*OBJECTIVE*.
Which lines in the material below contain the word "into"? Copy each of them.

*DATA TO PROCESS*.

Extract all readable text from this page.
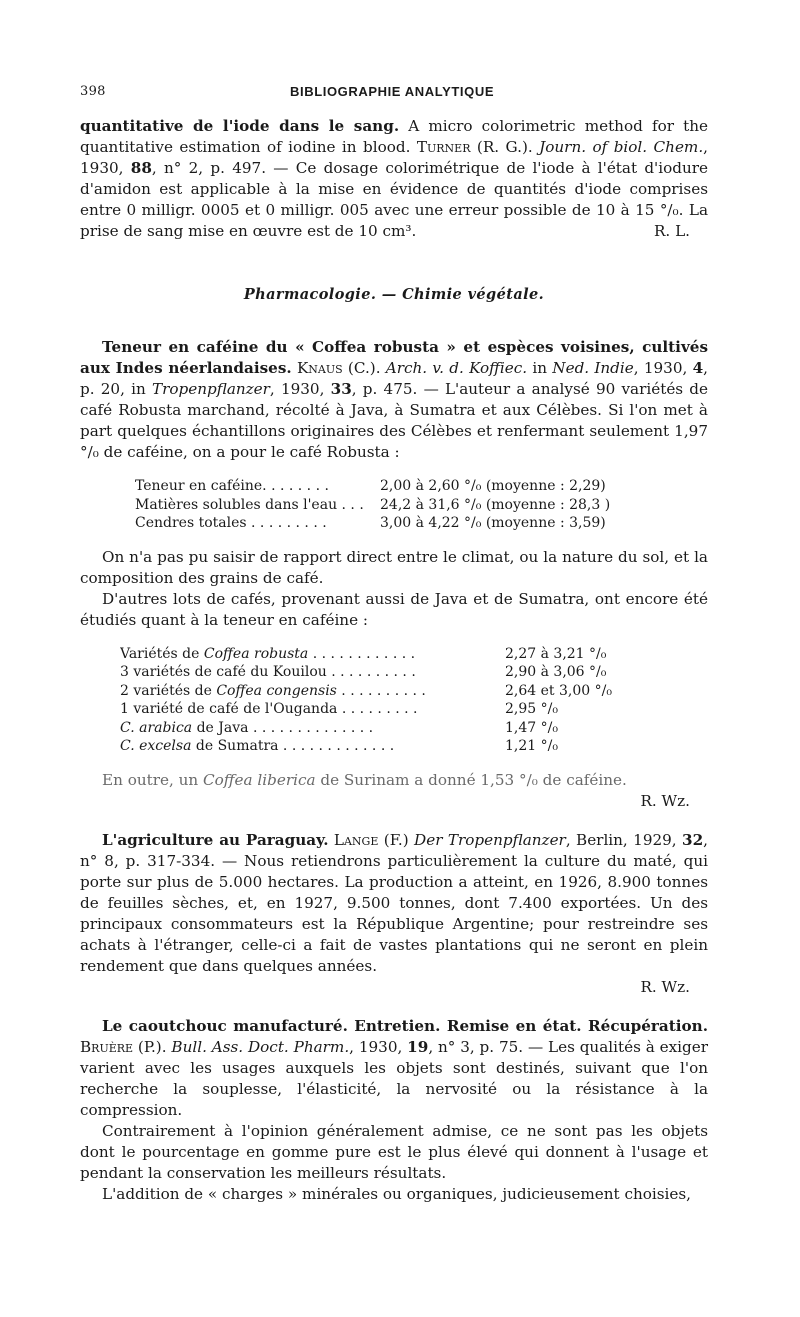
398	BIBLIOGRAPHIE ANALYTIQUE

quantitative de l'iode dans le sang. A micro colorimetric method for the quantitative estimation of iodine in blood. Turner (R. G.). Journ. of biol. Chem., 1930, 88, n° 2, p. 497. — Ce dosage colorimétrique de l'iode à l'état d'iodure d'amidon est applicable à la mise en évidence de quantités d'iode comprises entre 0 milligr. 0005 et 0 milligr. 005 avec une erreur possible de 10 à 15 °/₀. La prise de sang mise en œuvre est de 10 cm³.	R. L.

Pharmacologie. — Chimie végétale.

Teneur en caféine du « Coffea robusta » et espèces voisines, cultivés aux Indes néerlandaises. Knaus (C.). Arch. v. d. Koffiec. in Ned. Indie, 1930, 4, p. 20, in Tropenpflanzer, 1930, 33, p. 475. — L'auteur a analysé 90 variétés de café Robusta marchand, récolté à Java, à Sumatra et aux Célèbes. Si l'on met à part quelques échantillons originaires des Célèbes et renfermant seulement 1,97 °/₀ de caféine, on a pour le café Robusta :

Teneur en caféine. . . . . . . .	2,00 à 2,60 °/₀ (moyenne : 2,29)
Matières solubles dans l'eau . . .	24,2 à 31,6 °/₀ (moyenne : 28,3 )
Cendres totales . . . . . . . . .	3,00 à 4,22 °/₀ (moyenne : 3,59)

On n'a pas pu saisir de rapport direct entre le climat, ou la nature du sol, et la composition des grains de café.

D'autres lots de cafés, provenant aussi de Java et de Sumatra, ont encore été étudiés quant à la teneur en caféine :

Variétés de Coffea robusta . . . . . . . . . . . .	2,27 à 3,21 °/₀
3 variétés de café du Kouilou . . . . . . . . . .	2,90 à 3,06 °/₀
2 variétés de Coffea congensis . . . . . . . . . .	2,64 et 3,00 °/₀
1 variété de café de l'Ouganda . . . . . . . . .	2,95 °/₀
C. arabica de Java . . . . . . . . . . . . . .	1,47 °/₀
C. excelsa de Sumatra . . . . . . . . . . . . .	1,21 °/₀

En outre, un Coffea liberica de Surinam a donné 1,53 °/₀ de caféine.

R. Wz.

L'agriculture au Paraguay. Lange (F.) Der Tropenpflanzer, Berlin, 1929, 32, n° 8, p. 317-334. — Nous retiendrons particulièrement la culture du maté, qui porte sur plus de 5.000 hectares. La production a atteint, en 1926, 8.900 tonnes de feuilles sèches, et, en 1927, 9.500 tonnes, dont 7.400 exportées. Un des principaux consommateurs est la République Argentine; pour restreindre ses achats à l'étranger, celle-ci a fait de vastes plantations qui ne seront en plein rendement que dans quelques années.

R. Wz.

Le caoutchouc manufacturé. Entretien. Remise en état. Récupération. Bruère (P.). Bull. Ass. Doct. Pharm., 1930, 19, n° 3, p. 75. — Les qualités à exiger varient avec les usages auxquels les objets sont destinés, suivant que l'on recherche la souplesse, l'élasticité, la nervosité ou la résistance à la compression.

Contrairement à l'opinion généralement admise, ce ne sont pas les objets dont le pourcentage en gomme pure est le plus élevé qui donnent à l'usage et pendant la conservation les meilleurs résultats.

L'addition de « charges » minérales ou organiques, judicieusement choisies,
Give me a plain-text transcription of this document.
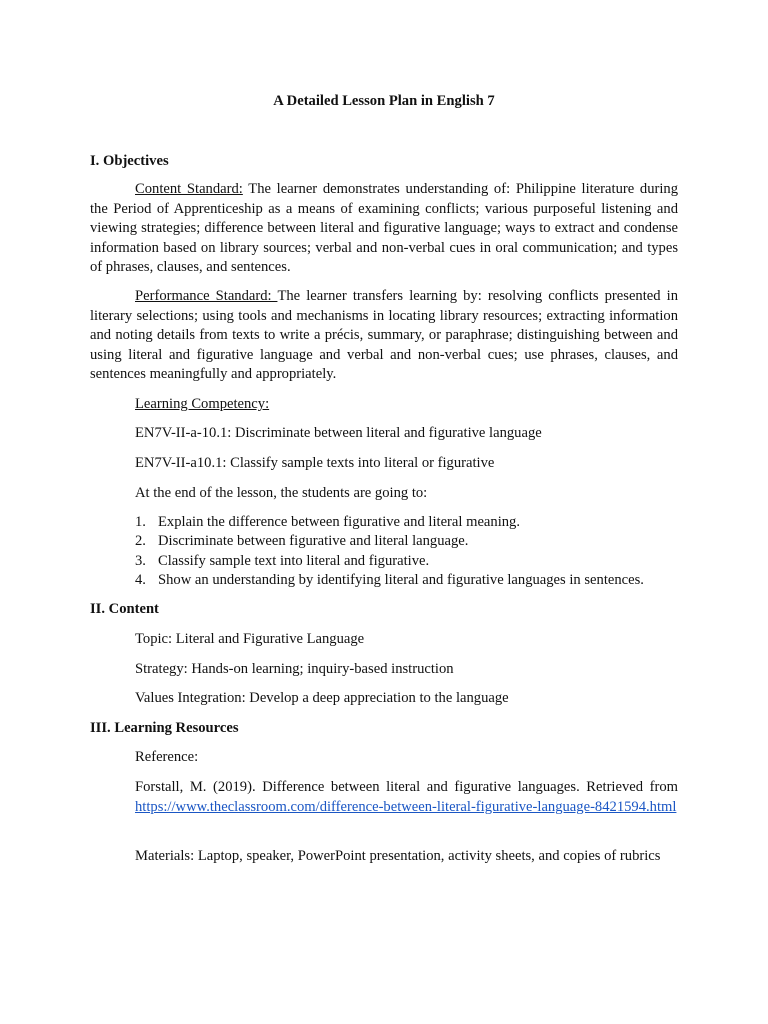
A Detailed Lesson Plan in English 7
I. Objectives

Content Standard: The learner demonstrates understanding of: Philippine literature during the Period of Apprenticeship as a means of examining conflicts; various purposeful listening and viewing strategies; difference between literal and figurative language; ways to extract and condense information based on library sources; verbal and non-verbal cues in oral communication; and types of phrases, clauses, and sentences.

Performance Standard: The learner transfers learning by: resolving conflicts presented in literary selections; using tools and mechanisms in locating library resources; extracting information and noting details from texts to write a précis, summary, or paraphrase; distinguishing between and using literal and figurative language and verbal and non-verbal cues; use phrases, clauses, and sentences meaningfully and appropriately.

Learning Competency:
EN7V-II-a-10.1: Discriminate between literal and figurative language
EN7V-II-a10.1: Classify sample texts into literal or figurative
At the end of the lesson, the students are going to:
1. Explain the difference between figurative and literal meaning.
2. Discriminate between figurative and literal language.
3. Classify sample text into literal and figurative.
4. Show an understanding by identifying literal and figurative languages in sentences.
II. Content
Topic: Literal and Figurative Language
Strategy: Hands-on learning; inquiry-based instruction
Values Integration: Develop a deep appreciation to the language
III. Learning Resources
Reference:

Forstall, M. (2019). Difference between literal and figurative languages. Retrieved from https://www.theclassroom.com/difference-between-literal-figurative-language-8421594.html

Materials: Laptop, speaker, PowerPoint presentation, activity sheets, and copies of rubrics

*WRITTEN REPLY*.
EN7V-II-a10.1: Classify sample texts into literal or figurative
3. Classify sample text into literal and figurative.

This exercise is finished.